#### MATERIAL TO PROCESS

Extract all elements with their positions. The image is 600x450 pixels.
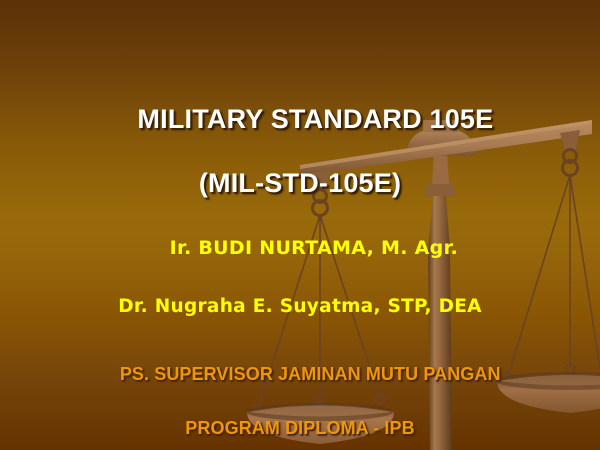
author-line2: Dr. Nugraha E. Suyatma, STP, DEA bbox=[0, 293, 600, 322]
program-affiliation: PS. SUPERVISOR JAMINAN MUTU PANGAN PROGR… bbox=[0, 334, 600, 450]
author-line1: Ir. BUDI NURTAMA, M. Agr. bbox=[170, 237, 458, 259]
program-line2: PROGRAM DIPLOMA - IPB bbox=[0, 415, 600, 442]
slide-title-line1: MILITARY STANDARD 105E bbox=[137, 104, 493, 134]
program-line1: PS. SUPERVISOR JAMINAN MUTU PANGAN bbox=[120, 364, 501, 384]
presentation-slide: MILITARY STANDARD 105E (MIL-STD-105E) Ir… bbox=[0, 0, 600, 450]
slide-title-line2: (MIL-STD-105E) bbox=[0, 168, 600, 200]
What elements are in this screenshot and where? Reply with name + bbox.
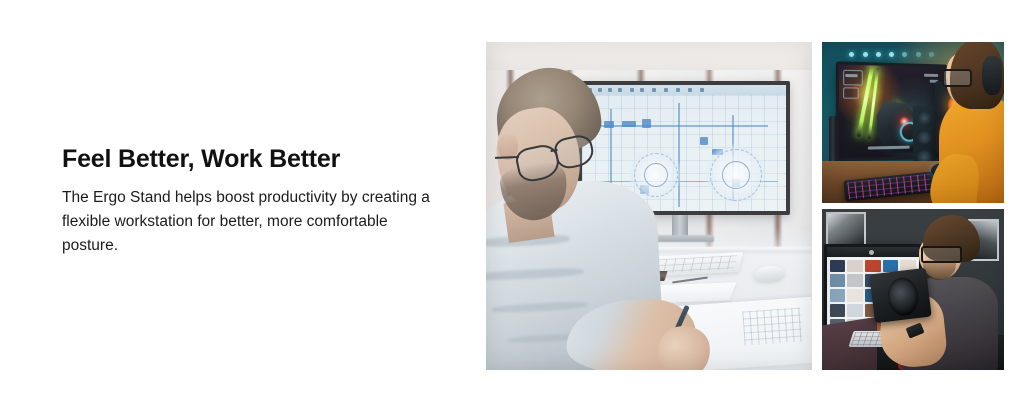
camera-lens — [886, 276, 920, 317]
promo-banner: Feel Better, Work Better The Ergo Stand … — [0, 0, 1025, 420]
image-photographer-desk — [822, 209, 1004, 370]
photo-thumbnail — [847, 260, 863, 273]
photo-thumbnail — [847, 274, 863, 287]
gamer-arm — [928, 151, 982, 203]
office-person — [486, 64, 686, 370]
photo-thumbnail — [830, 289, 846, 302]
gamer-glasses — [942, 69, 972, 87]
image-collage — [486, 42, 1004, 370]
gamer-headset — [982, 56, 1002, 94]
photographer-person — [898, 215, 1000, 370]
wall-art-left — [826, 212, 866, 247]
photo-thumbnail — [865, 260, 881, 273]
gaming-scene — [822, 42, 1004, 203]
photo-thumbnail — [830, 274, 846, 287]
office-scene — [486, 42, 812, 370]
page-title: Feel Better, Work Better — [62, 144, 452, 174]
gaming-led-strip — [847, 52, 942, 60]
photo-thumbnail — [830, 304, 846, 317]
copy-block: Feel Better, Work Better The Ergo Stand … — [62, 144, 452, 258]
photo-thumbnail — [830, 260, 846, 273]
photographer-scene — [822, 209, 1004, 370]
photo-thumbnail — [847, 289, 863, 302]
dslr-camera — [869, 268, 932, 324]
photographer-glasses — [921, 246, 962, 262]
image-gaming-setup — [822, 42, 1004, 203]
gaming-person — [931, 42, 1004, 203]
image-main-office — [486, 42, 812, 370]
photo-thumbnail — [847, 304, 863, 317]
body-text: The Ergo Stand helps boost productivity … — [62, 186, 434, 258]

==

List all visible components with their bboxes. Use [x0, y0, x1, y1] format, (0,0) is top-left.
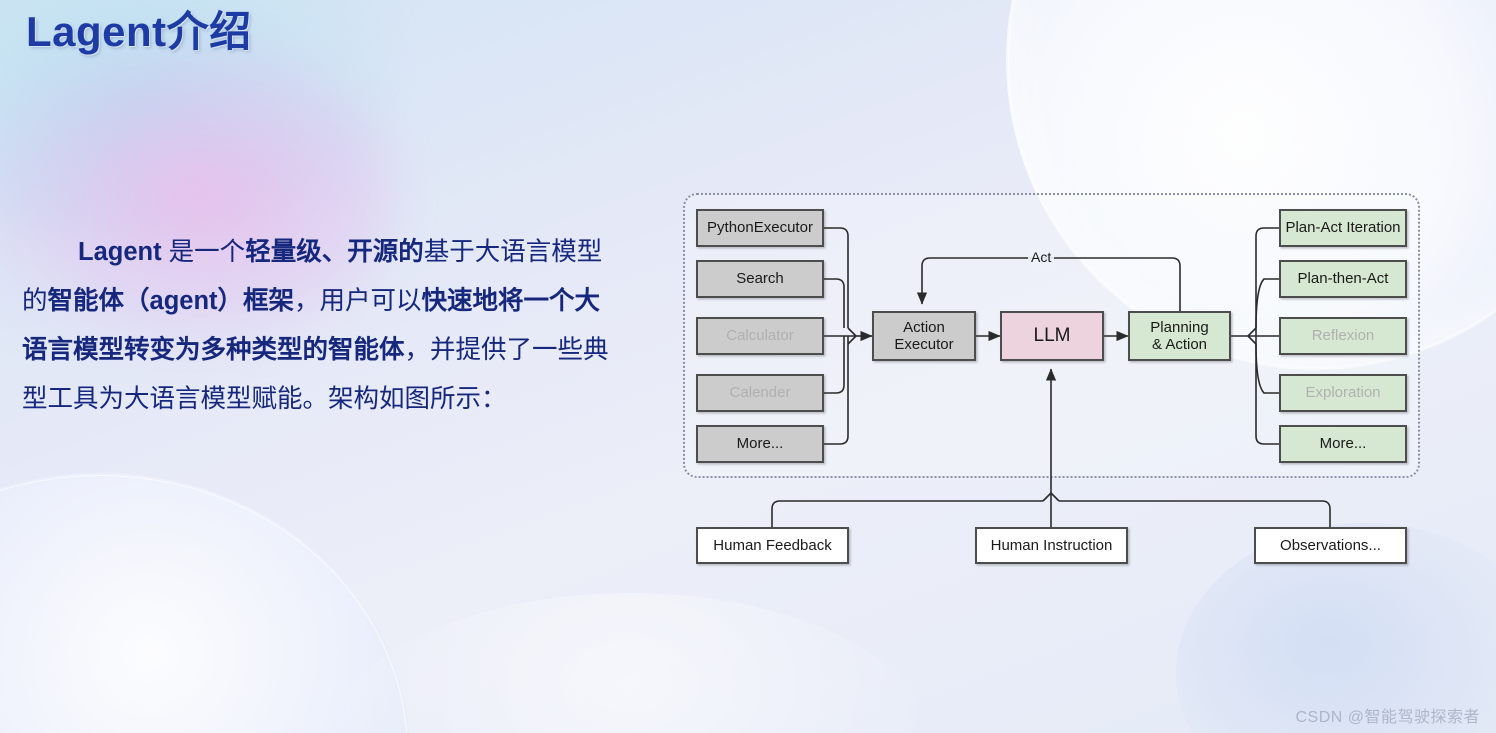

#### GOAL
How many lines in the data above contain the string "PANGAN"? Reply with the number alone.

#### CORRECT RESPONSE
2